# START OF Records supplied

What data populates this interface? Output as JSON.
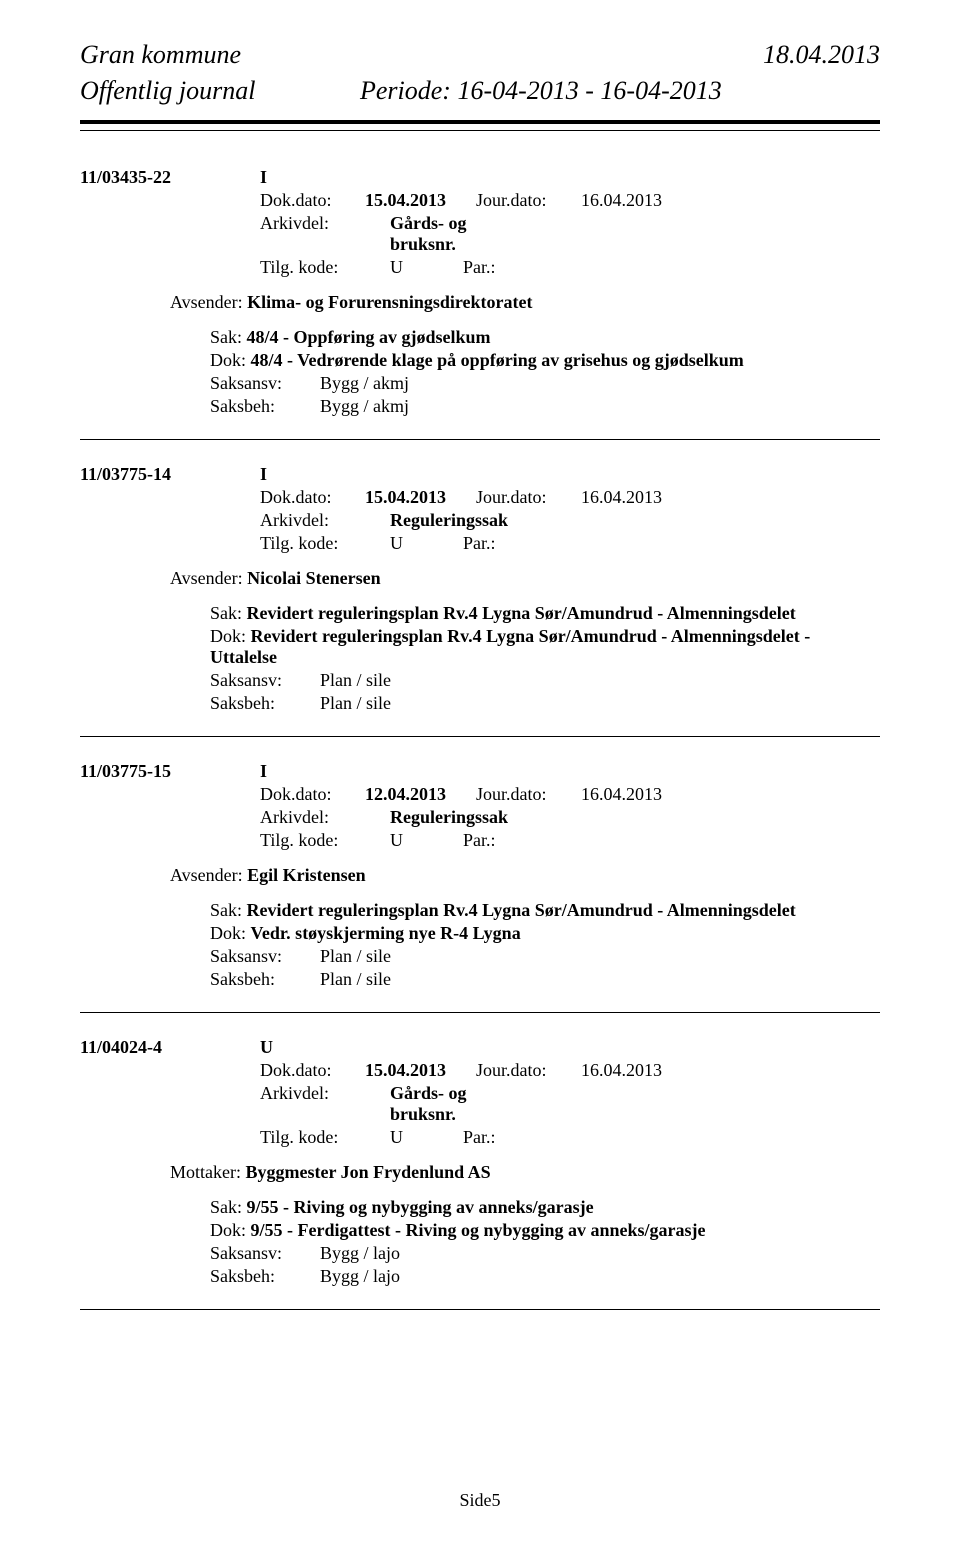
{
  "header": {
    "municipality": "Gran kommune",
    "date": "18.04.2013",
    "journal_label": "Offentlig journal",
    "period": "Periode: 16-04-2013 - 16-04-2013"
  },
  "labels": {
    "dokdato": "Dok.dato:",
    "jourdato": "Jour.dato:",
    "arkivdel": "Arkivdel:",
    "tilgkode": "Tilg. kode:",
    "par": "Par.:",
    "avsender": "Avsender:",
    "mottaker": "Mottaker:",
    "sak": "Sak:",
    "dok": "Dok:",
    "saksansv": "Saksansv:",
    "saksbeh": "Saksbeh:"
  },
  "entries": [
    {
      "case_id": "11/03435-22",
      "io": "I",
      "dokdato": "15.04.2013",
      "jourdato": "16.04.2013",
      "arkivdel": "Gårds- og bruksnr.",
      "arkivdel_line1": "Gårds- og",
      "arkivdel_line2": "bruksnr.",
      "tilgkode": "U",
      "party_label_key": "avsender",
      "party": "Klima- og Forurensningsdirektoratet",
      "sak": "48/4 - Oppføring av gjødselkum",
      "dok": "48/4 - Vedrørende klage på oppføring av grisehus og gjødselkum",
      "saksansv": "Bygg / akmj",
      "saksbeh": "Bygg / akmj"
    },
    {
      "case_id": "11/03775-14",
      "io": "I",
      "dokdato": "15.04.2013",
      "jourdato": "16.04.2013",
      "arkivdel": "Reguleringssak",
      "arkivdel_line1": "Reguleringssak",
      "arkivdel_line2": "",
      "tilgkode": "U",
      "party_label_key": "avsender",
      "party": "Nicolai Stenersen",
      "sak": "Revidert reguleringsplan Rv.4 Lygna Sør/Amundrud - Almenningsdelet",
      "dok": "Revidert reguleringsplan Rv.4 Lygna Sør/Amundrud - Almenningsdelet - Uttalelse",
      "saksansv": "Plan / sile",
      "saksbeh": "Plan / sile"
    },
    {
      "case_id": "11/03775-15",
      "io": "I",
      "dokdato": "12.04.2013",
      "jourdato": "16.04.2013",
      "arkivdel": "Reguleringssak",
      "arkivdel_line1": "Reguleringssak",
      "arkivdel_line2": "",
      "tilgkode": "U",
      "party_label_key": "avsender",
      "party": "Egil   Kristensen",
      "sak": "Revidert reguleringsplan Rv.4 Lygna Sør/Amundrud - Almenningsdelet",
      "dok": "Vedr. støyskjerming nye R-4 Lygna",
      "saksansv": "Plan / sile",
      "saksbeh": "Plan / sile"
    },
    {
      "case_id": "11/04024-4",
      "io": "U",
      "dokdato": "15.04.2013",
      "jourdato": "16.04.2013",
      "arkivdel": "Gårds- og bruksnr.",
      "arkivdel_line1": "Gårds- og",
      "arkivdel_line2": "bruksnr.",
      "tilgkode": "U",
      "party_label_key": "mottaker",
      "party": "Byggmester Jon Frydenlund AS",
      "sak": "9/55 - Riving og nybygging av anneks/garasje",
      "dok": "9/55 - Ferdigattest - Riving og nybygging av anneks/garasje",
      "saksansv": "Bygg / lajo",
      "saksbeh": "Bygg / lajo"
    }
  ],
  "footer": {
    "page": "Side5"
  }
}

# END OF Records supplied

◆ **Written problem**
Make an exact copy of the records shown above, without the pictures.

◆ **Written answer**
What data populates this interface? Output as JSON.
{
  "header": {
    "municipality": "Gran kommune",
    "date": "18.04.2013",
    "journal_label": "Offentlig journal",
    "period": "Periode: 16-04-2013 - 16-04-2013"
  },
  "labels": {
    "dokdato": "Dok.dato:",
    "jourdato": "Jour.dato:",
    "arkivdel": "Arkivdel:",
    "tilgkode": "Tilg. kode:",
    "par": "Par.:",
    "avsender": "Avsender:",
    "mottaker": "Mottaker:",
    "sak": "Sak:",
    "dok": "Dok:",
    "saksansv": "Saksansv:",
    "saksbeh": "Saksbeh:"
  },
  "entries": [
    {
      "case_id": "11/03435-22",
      "io": "I",
      "dokdato": "15.04.2013",
      "jourdato": "16.04.2013",
      "arkivdel": "Gårds- og bruksnr.",
      "arkivdel_line1": "Gårds- og",
      "arkivdel_line2": "bruksnr.",
      "tilgkode": "U",
      "party_label_key": "avsender",
      "party": "Klima- og Forurensningsdirektoratet",
      "sak": "48/4 - Oppføring av gjødselkum",
      "dok": "48/4 - Vedrørende klage på oppføring av grisehus og gjødselkum",
      "saksansv": "Bygg / akmj",
      "saksbeh": "Bygg / akmj"
    },
    {
      "case_id": "11/03775-14",
      "io": "I",
      "dokdato": "15.04.2013",
      "jourdato": "16.04.2013",
      "arkivdel": "Reguleringssak",
      "arkivdel_line1": "Reguleringssak",
      "arkivdel_line2": "",
      "tilgkode": "U",
      "party_label_key": "avsender",
      "party": "Nicolai Stenersen",
      "sak": "Revidert reguleringsplan Rv.4 Lygna Sør/Amundrud - Almenningsdelet",
      "dok": "Revidert reguleringsplan Rv.4 Lygna Sør/Amundrud - Almenningsdelet - Uttalelse",
      "saksansv": "Plan / sile",
      "saksbeh": "Plan / sile"
    },
    {
      "case_id": "11/03775-15",
      "io": "I",
      "dokdato": "12.04.2013",
      "jourdato": "16.04.2013",
      "arkivdel": "Reguleringssak",
      "arkivdel_line1": "Reguleringssak",
      "arkivdel_line2": "",
      "tilgkode": "U",
      "party_label_key": "avsender",
      "party": "Egil   Kristensen",
      "sak": "Revidert reguleringsplan Rv.4 Lygna Sør/Amundrud - Almenningsdelet",
      "dok": "Vedr. støyskjerming nye R-4 Lygna",
      "saksansv": "Plan / sile",
      "saksbeh": "Plan / sile"
    },
    {
      "case_id": "11/04024-4",
      "io": "U",
      "dokdato": "15.04.2013",
      "jourdato": "16.04.2013",
      "arkivdel": "Gårds- og bruksnr.",
      "arkivdel_line1": "Gårds- og",
      "arkivdel_line2": "bruksnr.",
      "tilgkode": "U",
      "party_label_key": "mottaker",
      "party": "Byggmester Jon Frydenlund AS",
      "sak": "9/55 - Riving og nybygging av anneks/garasje",
      "dok": "9/55 - Ferdigattest - Riving og nybygging av anneks/garasje",
      "saksansv": "Bygg / lajo",
      "saksbeh": "Bygg / lajo"
    }
  ],
  "footer": {
    "page": "Side5"
  }
}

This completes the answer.